## PROBLEM TO WORK ON
Find each line holding the word "text" and give the total alone.

--- begin RECORD EXCERPTS ---

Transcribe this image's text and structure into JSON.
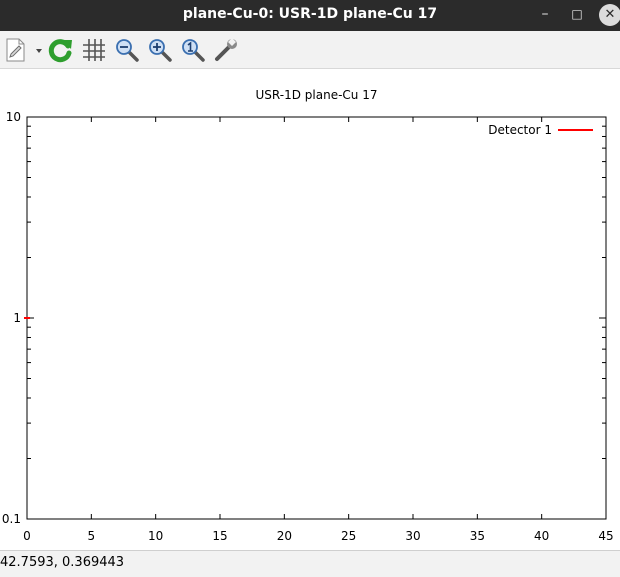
{
  "window": {
    "title": "plane-Cu-0: USR-1D plane-Cu 17",
    "minimize_glyph": "–",
    "maximize_glyph": "□",
    "close_glyph": "✕"
  },
  "toolbar": {
    "tools": [
      "export-icon",
      "replot-icon",
      "grid-icon",
      "zoom-out-icon",
      "zoom-in-icon",
      "zoom-reset-icon",
      "settings-wrench-icon"
    ],
    "accent_green": "#2e9e2e",
    "accent_blue": "#3a6fb0"
  },
  "status": {
    "coords": "42.7593,  0.369443"
  },
  "chart_data": {
    "type": "line",
    "title": "USR-1D plane-Cu 17",
    "xlabel": "",
    "ylabel": "",
    "xlim": [
      0,
      45
    ],
    "ylim": [
      0.1,
      10
    ],
    "yscale": "log",
    "xticks": [
      0,
      5,
      10,
      15,
      20,
      25,
      30,
      35,
      40,
      45
    ],
    "xtick_labels": [
      "0",
      "5",
      "10",
      "15",
      "20",
      "25",
      "30",
      "35",
      "40",
      "45"
    ],
    "yticks": [
      0.1,
      1,
      10
    ],
    "ytick_labels": [
      "0.1",
      "1",
      "10"
    ],
    "grid": false,
    "legend": "top-right",
    "series": [
      {
        "name": "Detector 1",
        "color": "#ff0000",
        "x": [
          0,
          0.15
        ],
        "y": [
          1,
          1
        ]
      }
    ]
  }
}
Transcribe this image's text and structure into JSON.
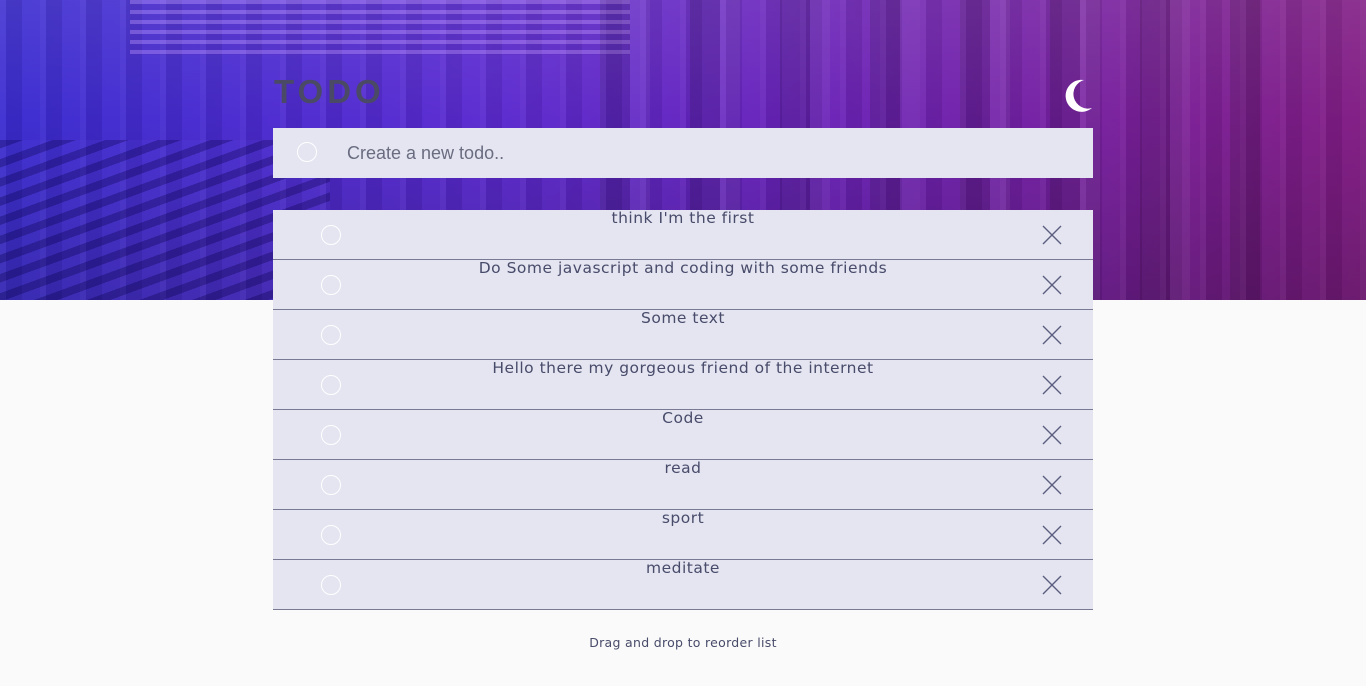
{
  "app": {
    "title": "TODO"
  },
  "theme_toggle": {
    "icon": "moon-icon"
  },
  "new_todo": {
    "placeholder": "Create a new todo..",
    "value": ""
  },
  "todos": [
    {
      "text": "think I'm the first",
      "completed": false
    },
    {
      "text": "Do Some javascript and coding with some friends",
      "completed": false
    },
    {
      "text": "Some text",
      "completed": false
    },
    {
      "text": "Hello there my gorgeous friend of the internet",
      "completed": false
    },
    {
      "text": "Code",
      "completed": false
    },
    {
      "text": "read",
      "completed": false
    },
    {
      "text": "sport",
      "completed": false
    },
    {
      "text": "meditate",
      "completed": false
    }
  ],
  "footer": {
    "hint": "Drag and drop to reorder list"
  },
  "colors": {
    "hero_gradient_start": "#3a2bd0",
    "hero_gradient_end": "#811c84",
    "card_background": "#e4e5f1",
    "text": "#484b6a",
    "page_background": "#fafafa"
  }
}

--- end RECORD EXCERPTS ---

## ANSWER TO THIS EXERCISE
11